— BEGIN EXERCISE DATA —

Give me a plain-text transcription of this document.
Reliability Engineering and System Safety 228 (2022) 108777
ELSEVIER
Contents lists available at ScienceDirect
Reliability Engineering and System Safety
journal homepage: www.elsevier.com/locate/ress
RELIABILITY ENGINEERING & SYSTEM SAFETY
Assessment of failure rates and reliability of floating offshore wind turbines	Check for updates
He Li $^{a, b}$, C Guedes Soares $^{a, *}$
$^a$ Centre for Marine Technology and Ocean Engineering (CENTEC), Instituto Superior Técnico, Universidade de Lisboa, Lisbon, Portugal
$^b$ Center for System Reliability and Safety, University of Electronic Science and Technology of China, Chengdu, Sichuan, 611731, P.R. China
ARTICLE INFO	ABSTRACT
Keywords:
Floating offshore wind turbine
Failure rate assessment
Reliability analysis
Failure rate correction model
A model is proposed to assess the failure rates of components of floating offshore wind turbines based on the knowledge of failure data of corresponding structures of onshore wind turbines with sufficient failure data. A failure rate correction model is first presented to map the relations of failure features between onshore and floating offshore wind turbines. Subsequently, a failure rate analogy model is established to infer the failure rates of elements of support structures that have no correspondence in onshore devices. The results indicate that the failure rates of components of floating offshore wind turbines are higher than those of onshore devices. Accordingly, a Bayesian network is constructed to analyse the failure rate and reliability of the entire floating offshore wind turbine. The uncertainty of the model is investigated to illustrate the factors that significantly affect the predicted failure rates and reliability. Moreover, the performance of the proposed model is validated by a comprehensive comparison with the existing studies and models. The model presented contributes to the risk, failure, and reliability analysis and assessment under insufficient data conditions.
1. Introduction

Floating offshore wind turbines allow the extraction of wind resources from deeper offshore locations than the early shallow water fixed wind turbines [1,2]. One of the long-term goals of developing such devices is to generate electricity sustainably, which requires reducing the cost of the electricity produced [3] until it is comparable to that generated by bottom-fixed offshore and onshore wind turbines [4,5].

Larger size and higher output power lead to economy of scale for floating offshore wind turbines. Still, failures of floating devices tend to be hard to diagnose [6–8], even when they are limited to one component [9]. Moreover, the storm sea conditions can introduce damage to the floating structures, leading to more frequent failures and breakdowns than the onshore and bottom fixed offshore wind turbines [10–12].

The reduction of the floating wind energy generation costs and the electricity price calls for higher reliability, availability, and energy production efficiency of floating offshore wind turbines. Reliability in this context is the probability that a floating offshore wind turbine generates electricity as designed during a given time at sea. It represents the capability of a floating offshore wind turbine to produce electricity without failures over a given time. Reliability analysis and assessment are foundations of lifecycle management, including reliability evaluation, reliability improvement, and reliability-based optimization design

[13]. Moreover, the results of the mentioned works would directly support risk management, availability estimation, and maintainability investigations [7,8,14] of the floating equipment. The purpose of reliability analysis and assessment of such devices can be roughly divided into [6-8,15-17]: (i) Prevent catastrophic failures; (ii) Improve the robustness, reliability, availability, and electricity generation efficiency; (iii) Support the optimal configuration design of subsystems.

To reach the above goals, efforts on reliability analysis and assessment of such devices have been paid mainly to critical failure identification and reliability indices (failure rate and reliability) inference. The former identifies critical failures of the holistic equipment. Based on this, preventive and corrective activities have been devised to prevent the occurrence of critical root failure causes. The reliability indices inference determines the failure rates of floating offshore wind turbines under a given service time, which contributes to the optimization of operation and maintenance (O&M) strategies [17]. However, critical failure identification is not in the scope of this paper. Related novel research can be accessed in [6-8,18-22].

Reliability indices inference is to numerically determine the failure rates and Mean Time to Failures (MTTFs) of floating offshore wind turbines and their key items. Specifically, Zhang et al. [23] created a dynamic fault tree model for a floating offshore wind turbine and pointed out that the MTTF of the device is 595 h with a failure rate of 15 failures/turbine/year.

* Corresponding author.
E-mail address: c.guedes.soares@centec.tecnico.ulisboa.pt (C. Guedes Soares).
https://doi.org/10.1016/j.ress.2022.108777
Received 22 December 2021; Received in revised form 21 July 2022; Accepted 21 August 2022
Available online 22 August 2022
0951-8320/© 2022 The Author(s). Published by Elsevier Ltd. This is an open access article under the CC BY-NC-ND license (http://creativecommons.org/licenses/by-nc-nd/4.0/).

— END EXERCISE DATA —

§ EXERCISE DESCRIPTION: From the records above, extract everything verbatim.

§ RESPONSE TO THIS TASK:
Give me a plain-text transcription of this document.
Reliability Engineering and System Safety 228 (2022) 108777
ELSEVIER
Contents lists available at ScienceDirect
Reliability Engineering and System Safety
journal homepage: www.elsevier.com/locate/ress
RELIABILITY ENGINEERING & SYSTEM SAFETY
Assessment of failure rates and reliability of floating offshore wind turbines	Check for updates
He Li $^{a, b}$, C Guedes Soares $^{a, *}$
$^a$ Centre for Marine Technology and Ocean Engineering (CENTEC), Instituto Superior Técnico, Universidade de Lisboa, Lisbon, Portugal
$^b$ Center for System Reliability and Safety, University of Electronic Science and Technology of China, Chengdu, Sichuan, 611731, P.R. China
ARTICLE INFO	ABSTRACT
Keywords:
Floating offshore wind turbine
Failure rate assessment
Reliability analysis
Failure rate correction model
A model is proposed to assess the failure rates of components of floating offshore wind turbines based on the knowledge of failure data of corresponding structures of onshore wind turbines with sufficient failure data. A failure rate correction model is first presented to map the relations of failure features between onshore and floating offshore wind turbines. Subsequently, a failure rate analogy model is established to infer the failure rates of elements of support structures that have no correspondence in onshore devices. The results indicate that the failure rates of components of floating offshore wind turbines are higher than those of onshore devices. Accordingly, a Bayesian network is constructed to analyse the failure rate and reliability of the entire floating offshore wind turbine. The uncertainty of the model is investigated to illustrate the factors that significantly affect the predicted failure rates and reliability. Moreover, the performance of the proposed model is validated by a comprehensive comparison with the existing studies and models. The model presented contributes to the risk, failure, and reliability analysis and assessment under insufficient data conditions.
1. Introduction

Floating offshore wind turbines allow the extraction of wind resources from deeper offshore locations than the early shallow water fixed wind turbines [1,2]. One of the long-term goals of developing such devices is to generate electricity sustainably, which requires reducing the cost of the electricity produced [3] until it is comparable to that generated by bottom-fixed offshore and onshore wind turbines [4,5].

Larger size and higher output power lead to economy of scale for floating offshore wind turbines. Still, failures of floating devices tend to be hard to diagnose [6–8], even when they are limited to one component [9]. Moreover, the storm sea conditions can introduce damage to the floating structures, leading to more frequent failures and breakdowns than the onshore and bottom fixed offshore wind turbines [10–12].

The reduction of the floating wind energy generation costs and the electricity price calls for higher reliability, availability, and energy production efficiency of floating offshore wind turbines. Reliability in this context is the probability that a floating offshore wind turbine generates electricity as designed during a given time at sea. It represents the capability of a floating offshore wind turbine to produce electricity without failures over a given time. Reliability analysis and assessment are foundations of lifecycle management, including reliability evaluation, reliability improvement, and reliability-based optimization design

[13]. Moreover, the results of the mentioned works would directly support risk management, availability estimation, and maintainability investigations [7,8,14] of the floating equipment. The purpose of reliability analysis and assessment of such devices can be roughly divided into [6-8,15-17]: (i) Prevent catastrophic failures; (ii) Improve the robustness, reliability, availability, and electricity generation efficiency; (iii) Support the optimal configuration design of subsystems.

To reach the above goals, efforts on reliability analysis and assessment of such devices have been paid mainly to critical failure identification and reliability indices (failure rate and reliability) inference. The former identifies critical failures of the holistic equipment. Based on this, preventive and corrective activities have been devised to prevent the occurrence of critical root failure causes. The reliability indices inference determines the failure rates of floating offshore wind turbines under a given service time, which contributes to the optimization of operation and maintenance (O&M) strategies [17]. However, critical failure identification is not in the scope of this paper. Related novel research can be accessed in [6-8,18-22].

Reliability indices inference is to numerically determine the failure rates and Mean Time to Failures (MTTFs) of floating offshore wind turbines and their key items. Specifically, Zhang et al. [23] created a dynamic fault tree model for a floating offshore wind turbine and pointed out that the MTTF of the device is 595 h with a failure rate of 15 failures/turbine/year.

* Corresponding author.
E-mail address: c.guedes.soares@centec.tecnico.ulisboa.pt (C. Guedes Soares).
https://doi.org/10.1016/j.ress.2022.108777
Received 22 December 2021; Received in revised form 21 July 2022; Accepted 21 August 2022
Available online 22 August 2022
0951-8320/© 2022 The Author(s). Published by Elsevier Ltd. This is an open access article under the CC BY-NC-ND license (http://creativecommons.org/licenses/by-nc-nd/4.0/).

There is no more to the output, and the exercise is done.